** Start of Records supplied **

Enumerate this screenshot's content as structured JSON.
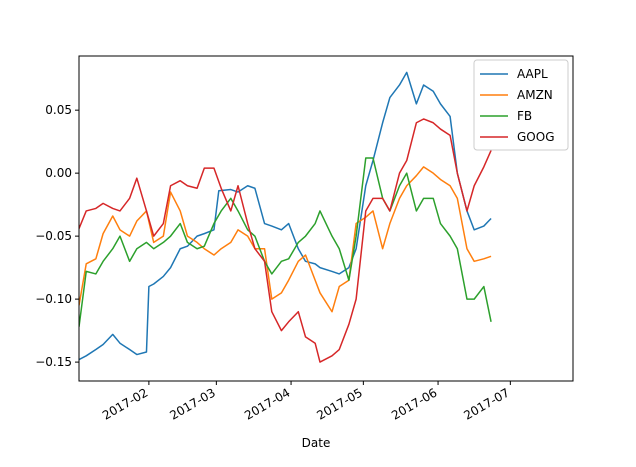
{
  "chart_data": {
    "type": "line",
    "title": "",
    "xlabel": "Date",
    "ylabel": "",
    "xlim": [
      "2017-01-03",
      "2017-07-27"
    ],
    "ylim": [
      -0.165,
      0.093
    ],
    "grid": false,
    "legend": {
      "position": "top-right"
    },
    "x_ticks": [
      "2017-02",
      "2017-03",
      "2017-04",
      "2017-05",
      "2017-06",
      "2017-07"
    ],
    "y_ticks": [
      "0.05",
      "0.00",
      "−0.05",
      "−0.10",
      "−0.15"
    ],
    "series": [
      {
        "name": "AAPL",
        "color": "#1f77b4",
        "points": [
          [
            "2017-01-03",
            -0.148
          ],
          [
            "2017-01-06",
            -0.145
          ],
          [
            "2017-01-10",
            -0.14
          ],
          [
            "2017-01-13",
            -0.136
          ],
          [
            "2017-01-17",
            -0.128
          ],
          [
            "2017-01-20",
            -0.135
          ],
          [
            "2017-01-24",
            -0.14
          ],
          [
            "2017-01-27",
            -0.144
          ],
          [
            "2017-01-31",
            -0.142
          ],
          [
            "2017-02-01",
            -0.09
          ],
          [
            "2017-02-03",
            -0.088
          ],
          [
            "2017-02-07",
            -0.082
          ],
          [
            "2017-02-10",
            -0.075
          ],
          [
            "2017-02-14",
            -0.06
          ],
          [
            "2017-02-17",
            -0.058
          ],
          [
            "2017-02-21",
            -0.05
          ],
          [
            "2017-02-24",
            -0.048
          ],
          [
            "2017-02-28",
            -0.045
          ],
          [
            "2017-03-02",
            -0.014
          ],
          [
            "2017-03-07",
            -0.013
          ],
          [
            "2017-03-10",
            -0.015
          ],
          [
            "2017-03-14",
            -0.01
          ],
          [
            "2017-03-17",
            -0.012
          ],
          [
            "2017-03-21",
            -0.04
          ],
          [
            "2017-03-24",
            -0.042
          ],
          [
            "2017-03-28",
            -0.045
          ],
          [
            "2017-03-31",
            -0.04
          ],
          [
            "2017-04-04",
            -0.06
          ],
          [
            "2017-04-07",
            -0.07
          ],
          [
            "2017-04-11",
            -0.072
          ],
          [
            "2017-04-13",
            -0.075
          ],
          [
            "2017-04-18",
            -0.078
          ],
          [
            "2017-04-21",
            -0.08
          ],
          [
            "2017-04-25",
            -0.075
          ],
          [
            "2017-04-28",
            -0.06
          ],
          [
            "2017-05-02",
            -0.01
          ],
          [
            "2017-05-05",
            0.01
          ],
          [
            "2017-05-09",
            0.04
          ],
          [
            "2017-05-12",
            0.06
          ],
          [
            "2017-05-16",
            0.07
          ],
          [
            "2017-05-19",
            0.08
          ],
          [
            "2017-05-23",
            0.055
          ],
          [
            "2017-05-26",
            0.07
          ],
          [
            "2017-05-30",
            0.065
          ],
          [
            "2017-06-02",
            0.055
          ],
          [
            "2017-06-06",
            0.045
          ],
          [
            "2017-06-09",
            0.0
          ],
          [
            "2017-06-13",
            -0.03
          ],
          [
            "2017-06-16",
            -0.045
          ],
          [
            "2017-06-20",
            -0.042
          ],
          [
            "2017-06-22",
            -0.038
          ],
          [
            "2017-06-23",
            -0.036
          ]
        ]
      },
      {
        "name": "AMZN",
        "color": "#ff7f0e",
        "points": [
          [
            "2017-01-03",
            -0.105
          ],
          [
            "2017-01-06",
            -0.072
          ],
          [
            "2017-01-10",
            -0.068
          ],
          [
            "2017-01-13",
            -0.048
          ],
          [
            "2017-01-17",
            -0.034
          ],
          [
            "2017-01-20",
            -0.045
          ],
          [
            "2017-01-24",
            -0.05
          ],
          [
            "2017-01-27",
            -0.038
          ],
          [
            "2017-01-31",
            -0.03
          ],
          [
            "2017-02-03",
            -0.055
          ],
          [
            "2017-02-07",
            -0.05
          ],
          [
            "2017-02-10",
            -0.015
          ],
          [
            "2017-02-14",
            -0.03
          ],
          [
            "2017-02-17",
            -0.05
          ],
          [
            "2017-02-21",
            -0.055
          ],
          [
            "2017-02-24",
            -0.06
          ],
          [
            "2017-02-28",
            -0.065
          ],
          [
            "2017-03-03",
            -0.06
          ],
          [
            "2017-03-07",
            -0.055
          ],
          [
            "2017-03-10",
            -0.045
          ],
          [
            "2017-03-14",
            -0.05
          ],
          [
            "2017-03-17",
            -0.06
          ],
          [
            "2017-03-21",
            -0.06
          ],
          [
            "2017-03-24",
            -0.1
          ],
          [
            "2017-03-28",
            -0.095
          ],
          [
            "2017-03-31",
            -0.085
          ],
          [
            "2017-04-04",
            -0.07
          ],
          [
            "2017-04-07",
            -0.065
          ],
          [
            "2017-04-11",
            -0.085
          ],
          [
            "2017-04-13",
            -0.095
          ],
          [
            "2017-04-18",
            -0.11
          ],
          [
            "2017-04-21",
            -0.09
          ],
          [
            "2017-04-25",
            -0.085
          ],
          [
            "2017-04-28",
            -0.04
          ],
          [
            "2017-05-02",
            -0.035
          ],
          [
            "2017-05-05",
            -0.03
          ],
          [
            "2017-05-09",
            -0.06
          ],
          [
            "2017-05-12",
            -0.04
          ],
          [
            "2017-05-16",
            -0.02
          ],
          [
            "2017-05-19",
            -0.01
          ],
          [
            "2017-05-23",
            -0.002
          ],
          [
            "2017-05-26",
            0.005
          ],
          [
            "2017-05-30",
            0.0
          ],
          [
            "2017-06-02",
            -0.005
          ],
          [
            "2017-06-06",
            -0.01
          ],
          [
            "2017-06-09",
            -0.02
          ],
          [
            "2017-06-13",
            -0.06
          ],
          [
            "2017-06-16",
            -0.07
          ],
          [
            "2017-06-20",
            -0.068
          ],
          [
            "2017-06-23",
            -0.066
          ]
        ]
      },
      {
        "name": "FB",
        "color": "#2ca02c",
        "points": [
          [
            "2017-01-03",
            -0.122
          ],
          [
            "2017-01-06",
            -0.078
          ],
          [
            "2017-01-10",
            -0.08
          ],
          [
            "2017-01-13",
            -0.07
          ],
          [
            "2017-01-17",
            -0.06
          ],
          [
            "2017-01-20",
            -0.05
          ],
          [
            "2017-01-24",
            -0.07
          ],
          [
            "2017-01-27",
            -0.06
          ],
          [
            "2017-01-31",
            -0.055
          ],
          [
            "2017-02-03",
            -0.06
          ],
          [
            "2017-02-07",
            -0.055
          ],
          [
            "2017-02-10",
            -0.05
          ],
          [
            "2017-02-14",
            -0.04
          ],
          [
            "2017-02-17",
            -0.055
          ],
          [
            "2017-02-21",
            -0.06
          ],
          [
            "2017-02-24",
            -0.058
          ],
          [
            "2017-02-28",
            -0.04
          ],
          [
            "2017-03-03",
            -0.03
          ],
          [
            "2017-03-07",
            -0.02
          ],
          [
            "2017-03-10",
            -0.03
          ],
          [
            "2017-03-14",
            -0.045
          ],
          [
            "2017-03-17",
            -0.05
          ],
          [
            "2017-03-21",
            -0.07
          ],
          [
            "2017-03-24",
            -0.08
          ],
          [
            "2017-03-28",
            -0.07
          ],
          [
            "2017-03-31",
            -0.068
          ],
          [
            "2017-04-04",
            -0.055
          ],
          [
            "2017-04-07",
            -0.05
          ],
          [
            "2017-04-11",
            -0.04
          ],
          [
            "2017-04-13",
            -0.03
          ],
          [
            "2017-04-18",
            -0.05
          ],
          [
            "2017-04-21",
            -0.06
          ],
          [
            "2017-04-25",
            -0.085
          ],
          [
            "2017-04-28",
            -0.05
          ],
          [
            "2017-05-02",
            0.012
          ],
          [
            "2017-05-05",
            0.012
          ],
          [
            "2017-05-09",
            -0.02
          ],
          [
            "2017-05-12",
            -0.03
          ],
          [
            "2017-05-16",
            -0.01
          ],
          [
            "2017-05-19",
            0.0
          ],
          [
            "2017-05-23",
            -0.03
          ],
          [
            "2017-05-26",
            -0.02
          ],
          [
            "2017-05-30",
            -0.02
          ],
          [
            "2017-06-02",
            -0.04
          ],
          [
            "2017-06-06",
            -0.05
          ],
          [
            "2017-06-09",
            -0.06
          ],
          [
            "2017-06-13",
            -0.1
          ],
          [
            "2017-06-16",
            -0.1
          ],
          [
            "2017-06-20",
            -0.09
          ],
          [
            "2017-06-23",
            -0.118
          ]
        ]
      },
      {
        "name": "GOOG",
        "color": "#d62728",
        "points": [
          [
            "2017-01-03",
            -0.044
          ],
          [
            "2017-01-06",
            -0.03
          ],
          [
            "2017-01-10",
            -0.028
          ],
          [
            "2017-01-13",
            -0.024
          ],
          [
            "2017-01-17",
            -0.028
          ],
          [
            "2017-01-20",
            -0.03
          ],
          [
            "2017-01-24",
            -0.02
          ],
          [
            "2017-01-27",
            -0.004
          ],
          [
            "2017-01-31",
            -0.03
          ],
          [
            "2017-02-03",
            -0.05
          ],
          [
            "2017-02-07",
            -0.04
          ],
          [
            "2017-02-10",
            -0.01
          ],
          [
            "2017-02-14",
            -0.006
          ],
          [
            "2017-02-17",
            -0.01
          ],
          [
            "2017-02-21",
            -0.012
          ],
          [
            "2017-02-24",
            0.004
          ],
          [
            "2017-02-28",
            0.004
          ],
          [
            "2017-03-03",
            -0.012
          ],
          [
            "2017-03-07",
            -0.03
          ],
          [
            "2017-03-10",
            -0.01
          ],
          [
            "2017-03-14",
            -0.04
          ],
          [
            "2017-03-17",
            -0.06
          ],
          [
            "2017-03-21",
            -0.07
          ],
          [
            "2017-03-24",
            -0.11
          ],
          [
            "2017-03-28",
            -0.125
          ],
          [
            "2017-03-31",
            -0.118
          ],
          [
            "2017-04-04",
            -0.11
          ],
          [
            "2017-04-07",
            -0.13
          ],
          [
            "2017-04-11",
            -0.135
          ],
          [
            "2017-04-13",
            -0.15
          ],
          [
            "2017-04-18",
            -0.145
          ],
          [
            "2017-04-21",
            -0.14
          ],
          [
            "2017-04-25",
            -0.12
          ],
          [
            "2017-04-28",
            -0.1
          ],
          [
            "2017-05-02",
            -0.03
          ],
          [
            "2017-05-05",
            -0.02
          ],
          [
            "2017-05-09",
            -0.02
          ],
          [
            "2017-05-12",
            -0.03
          ],
          [
            "2017-05-16",
            0.0
          ],
          [
            "2017-05-19",
            0.01
          ],
          [
            "2017-05-23",
            0.04
          ],
          [
            "2017-05-26",
            0.043
          ],
          [
            "2017-05-30",
            0.04
          ],
          [
            "2017-06-02",
            0.035
          ],
          [
            "2017-06-06",
            0.03
          ],
          [
            "2017-06-09",
            0.0
          ],
          [
            "2017-06-13",
            -0.03
          ],
          [
            "2017-06-16",
            -0.01
          ],
          [
            "2017-06-20",
            0.005
          ],
          [
            "2017-06-23",
            0.018
          ]
        ]
      }
    ]
  }
}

** End of Records supplied **

_Exercise goal_. Copy out all lines that carry the word "name".

_The response_.
        "name": "AAPL",
        "name": "AMZN",
        "name": "FB",
        "name": "GOOG",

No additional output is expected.